▶ [Aim]:
Output the entries verbatim, including every line.
• • • •
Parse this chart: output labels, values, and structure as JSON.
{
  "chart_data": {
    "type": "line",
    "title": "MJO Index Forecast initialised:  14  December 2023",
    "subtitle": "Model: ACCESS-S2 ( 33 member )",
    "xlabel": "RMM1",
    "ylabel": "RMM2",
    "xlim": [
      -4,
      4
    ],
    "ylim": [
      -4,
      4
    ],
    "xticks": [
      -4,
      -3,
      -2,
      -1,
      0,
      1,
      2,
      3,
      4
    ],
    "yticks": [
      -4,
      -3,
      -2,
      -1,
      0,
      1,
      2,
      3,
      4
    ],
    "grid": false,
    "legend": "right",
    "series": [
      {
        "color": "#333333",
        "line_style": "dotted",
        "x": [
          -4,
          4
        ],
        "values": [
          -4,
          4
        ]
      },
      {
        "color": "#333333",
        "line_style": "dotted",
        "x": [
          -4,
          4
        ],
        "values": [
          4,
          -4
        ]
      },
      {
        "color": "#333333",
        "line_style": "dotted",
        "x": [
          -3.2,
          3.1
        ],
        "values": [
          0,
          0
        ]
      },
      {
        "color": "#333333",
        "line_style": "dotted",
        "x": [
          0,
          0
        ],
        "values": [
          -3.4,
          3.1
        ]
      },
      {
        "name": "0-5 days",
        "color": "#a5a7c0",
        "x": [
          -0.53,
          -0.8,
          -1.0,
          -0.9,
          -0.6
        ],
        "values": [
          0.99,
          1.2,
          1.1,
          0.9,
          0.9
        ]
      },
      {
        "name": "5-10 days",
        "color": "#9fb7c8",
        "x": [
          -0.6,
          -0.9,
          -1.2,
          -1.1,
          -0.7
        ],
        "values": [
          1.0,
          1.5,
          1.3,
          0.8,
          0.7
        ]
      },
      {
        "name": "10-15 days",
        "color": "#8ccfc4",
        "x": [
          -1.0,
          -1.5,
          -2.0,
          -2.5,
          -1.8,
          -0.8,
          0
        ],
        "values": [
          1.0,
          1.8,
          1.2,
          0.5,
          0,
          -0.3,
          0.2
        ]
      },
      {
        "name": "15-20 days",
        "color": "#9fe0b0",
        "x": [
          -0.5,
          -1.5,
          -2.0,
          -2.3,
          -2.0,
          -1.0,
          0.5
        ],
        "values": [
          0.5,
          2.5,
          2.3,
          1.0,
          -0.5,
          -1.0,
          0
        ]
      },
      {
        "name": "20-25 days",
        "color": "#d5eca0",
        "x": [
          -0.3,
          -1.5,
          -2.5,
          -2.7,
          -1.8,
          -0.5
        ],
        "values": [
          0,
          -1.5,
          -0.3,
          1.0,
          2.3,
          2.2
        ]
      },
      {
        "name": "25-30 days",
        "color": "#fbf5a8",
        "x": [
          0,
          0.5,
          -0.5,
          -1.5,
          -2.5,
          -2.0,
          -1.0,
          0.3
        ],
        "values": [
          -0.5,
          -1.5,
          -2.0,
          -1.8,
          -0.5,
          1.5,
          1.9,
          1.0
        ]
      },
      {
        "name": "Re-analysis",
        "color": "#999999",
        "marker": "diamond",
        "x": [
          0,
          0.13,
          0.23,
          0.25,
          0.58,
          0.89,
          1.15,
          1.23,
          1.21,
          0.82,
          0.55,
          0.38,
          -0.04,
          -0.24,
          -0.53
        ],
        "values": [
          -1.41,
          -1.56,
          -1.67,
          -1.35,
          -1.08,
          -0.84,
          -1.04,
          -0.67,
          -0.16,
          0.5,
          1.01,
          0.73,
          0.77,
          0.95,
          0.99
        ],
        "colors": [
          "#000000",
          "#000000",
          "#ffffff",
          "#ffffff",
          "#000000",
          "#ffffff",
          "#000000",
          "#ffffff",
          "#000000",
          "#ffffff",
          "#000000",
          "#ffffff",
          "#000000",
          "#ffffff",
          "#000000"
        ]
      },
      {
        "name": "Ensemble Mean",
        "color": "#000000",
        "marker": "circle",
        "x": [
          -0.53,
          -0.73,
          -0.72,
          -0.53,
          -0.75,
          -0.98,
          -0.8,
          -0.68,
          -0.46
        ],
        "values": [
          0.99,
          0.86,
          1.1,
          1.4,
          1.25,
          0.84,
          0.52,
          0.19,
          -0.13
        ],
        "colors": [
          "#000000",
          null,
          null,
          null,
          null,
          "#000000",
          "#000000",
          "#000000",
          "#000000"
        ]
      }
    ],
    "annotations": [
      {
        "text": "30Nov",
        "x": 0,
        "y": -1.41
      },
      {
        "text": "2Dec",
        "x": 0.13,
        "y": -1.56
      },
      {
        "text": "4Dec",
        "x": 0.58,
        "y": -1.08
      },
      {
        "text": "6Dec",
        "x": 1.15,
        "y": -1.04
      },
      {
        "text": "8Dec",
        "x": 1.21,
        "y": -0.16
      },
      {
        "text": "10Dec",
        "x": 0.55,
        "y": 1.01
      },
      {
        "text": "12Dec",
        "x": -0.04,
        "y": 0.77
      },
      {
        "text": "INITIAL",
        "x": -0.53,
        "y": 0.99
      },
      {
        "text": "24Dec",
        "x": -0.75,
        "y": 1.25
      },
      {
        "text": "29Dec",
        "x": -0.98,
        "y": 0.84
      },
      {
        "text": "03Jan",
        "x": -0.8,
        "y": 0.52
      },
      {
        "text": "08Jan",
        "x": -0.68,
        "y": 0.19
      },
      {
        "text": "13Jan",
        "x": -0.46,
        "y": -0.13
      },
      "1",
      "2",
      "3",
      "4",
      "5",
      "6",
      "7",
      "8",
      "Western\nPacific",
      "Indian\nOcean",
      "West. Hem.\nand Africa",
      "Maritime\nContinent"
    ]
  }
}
• • • •
▶ [Exercise response]:
Parse this chart: output labels, values, and structure as JSON.
{
  "chart_data": {
    "type": "line",
    "title": "MJO Index Forecast initialised:  14  December 2023",
    "subtitle": "Model: ACCESS-S2 ( 33 member )",
    "xlabel": "RMM1",
    "ylabel": "RMM2",
    "xlim": [
      -4,
      4
    ],
    "ylim": [
      -4,
      4
    ],
    "xticks": [
      -4,
      -3,
      -2,
      -1,
      0,
      1,
      2,
      3,
      4
    ],
    "yticks": [
      -4,
      -3,
      -2,
      -1,
      0,
      1,
      2,
      3,
      4
    ],
    "grid": false,
    "legend": "right",
    "series": [
      {
        "color": "#333333",
        "line_style": "dotted",
        "x": [
          -4,
          4
        ],
        "values": [
          -4,
          4
        ]
      },
      {
        "color": "#333333",
        "line_style": "dotted",
        "x": [
          -4,
          4
        ],
        "values": [
          4,
          -4
        ]
      },
      {
        "color": "#333333",
        "line_style": "dotted",
        "x": [
          -3.2,
          3.1
        ],
        "values": [
          0,
          0
        ]
      },
      {
        "color": "#333333",
        "line_style": "dotted",
        "x": [
          0,
          0
        ],
        "values": [
          -3.4,
          3.1
        ]
      },
      {
        "name": "0-5 days",
        "color": "#a5a7c0",
        "x": [
          -0.53,
          -0.8,
          -1.0,
          -0.9,
          -0.6
        ],
        "values": [
          0.99,
          1.2,
          1.1,
          0.9,
          0.9
        ]
      },
      {
        "name": "5-10 days",
        "color": "#9fb7c8",
        "x": [
          -0.6,
          -0.9,
          -1.2,
          -1.1,
          -0.7
        ],
        "values": [
          1.0,
          1.5,
          1.3,
          0.8,
          0.7
        ]
      },
      {
        "name": "10-15 days",
        "color": "#8ccfc4",
        "x": [
          -1.0,
          -1.5,
          -2.0,
          -2.5,
          -1.8,
          -0.8,
          0
        ],
        "values": [
          1.0,
          1.8,
          1.2,
          0.5,
          0,
          -0.3,
          0.2
        ]
      },
      {
        "name": "15-20 days",
        "color": "#9fe0b0",
        "x": [
          -0.5,
          -1.5,
          -2.0,
          -2.3,
          -2.0,
          -1.0,
          0.5
        ],
        "values": [
          0.5,
          2.5,
          2.3,
          1.0,
          -0.5,
          -1.0,
          0
        ]
      },
      {
        "name": "20-25 days",
        "color": "#d5eca0",
        "x": [
          -0.3,
          -1.5,
          -2.5,
          -2.7,
          -1.8,
          -0.5
        ],
        "values": [
          0,
          -1.5,
          -0.3,
          1.0,
          2.3,
          2.2
        ]
      },
      {
        "name": "25-30 days",
        "color": "#fbf5a8",
        "x": [
          0,
          0.5,
          -0.5,
          -1.5,
          -2.5,
          -2.0,
          -1.0,
          0.3
        ],
        "values": [
          -0.5,
          -1.5,
          -2.0,
          -1.8,
          -0.5,
          1.5,
          1.9,
          1.0
        ]
      },
      {
        "name": "Re-analysis",
        "color": "#999999",
        "marker": "diamond",
        "x": [
          0,
          0.13,
          0.23,
          0.25,
          0.58,
          0.89,
          1.15,
          1.23,
          1.21,
          0.82,
          0.55,
          0.38,
          -0.04,
          -0.24,
          -0.53
        ],
        "values": [
          -1.41,
          -1.56,
          -1.67,
          -1.35,
          -1.08,
          -0.84,
          -1.04,
          -0.67,
          -0.16,
          0.5,
          1.01,
          0.73,
          0.77,
          0.95,
          0.99
        ],
        "colors": [
          "#000000",
          "#000000",
          "#ffffff",
          "#ffffff",
          "#000000",
          "#ffffff",
          "#000000",
          "#ffffff",
          "#000000",
          "#ffffff",
          "#000000",
          "#ffffff",
          "#000000",
          "#ffffff",
          "#000000"
        ]
      },
      {
        "name": "Ensemble Mean",
        "color": "#000000",
        "marker": "circle",
        "x": [
          -0.53,
          -0.73,
          -0.72,
          -0.53,
          -0.75,
          -0.98,
          -0.8,
          -0.68,
          -0.46
        ],
        "values": [
          0.99,
          0.86,
          1.1,
          1.4,
          1.25,
          0.84,
          0.52,
          0.19,
          -0.13
        ],
        "colors": [
          "#000000",
          null,
          null,
          null,
          null,
          "#000000",
          "#000000",
          "#000000",
          "#000000"
        ]
      }
    ],
    "annotations": [
      {
        "text": "30Nov",
        "x": 0,
        "y": -1.41
      },
      {
        "text": "2Dec",
        "x": 0.13,
        "y": -1.56
      },
      {
        "text": "4Dec",
        "x": 0.58,
        "y": -1.08
      },
      {
        "text": "6Dec",
        "x": 1.15,
        "y": -1.04
      },
      {
        "text": "8Dec",
        "x": 1.21,
        "y": -0.16
      },
      {
        "text": "10Dec",
        "x": 0.55,
        "y": 1.01
      },
      {
        "text": "12Dec",
        "x": -0.04,
        "y": 0.77
      },
      {
        "text": "INITIAL",
        "x": -0.53,
        "y": 0.99
      },
      {
        "text": "24Dec",
        "x": -0.75,
        "y": 1.25
      },
      {
        "text": "29Dec",
        "x": -0.98,
        "y": 0.84
      },
      {
        "text": "03Jan",
        "x": -0.8,
        "y": 0.52
      },
      {
        "text": "08Jan",
        "x": -0.68,
        "y": 0.19
      },
      {
        "text": "13Jan",
        "x": -0.46,
        "y": -0.13
      },
      "1",
      "2",
      "3",
      "4",
      "5",
      "6",
      "7",
      "8",
      "Western\nPacific",
      "Indian\nOcean",
      "West. Hem.\nand Africa",
      "Maritime\nContinent"
    ]
  }
}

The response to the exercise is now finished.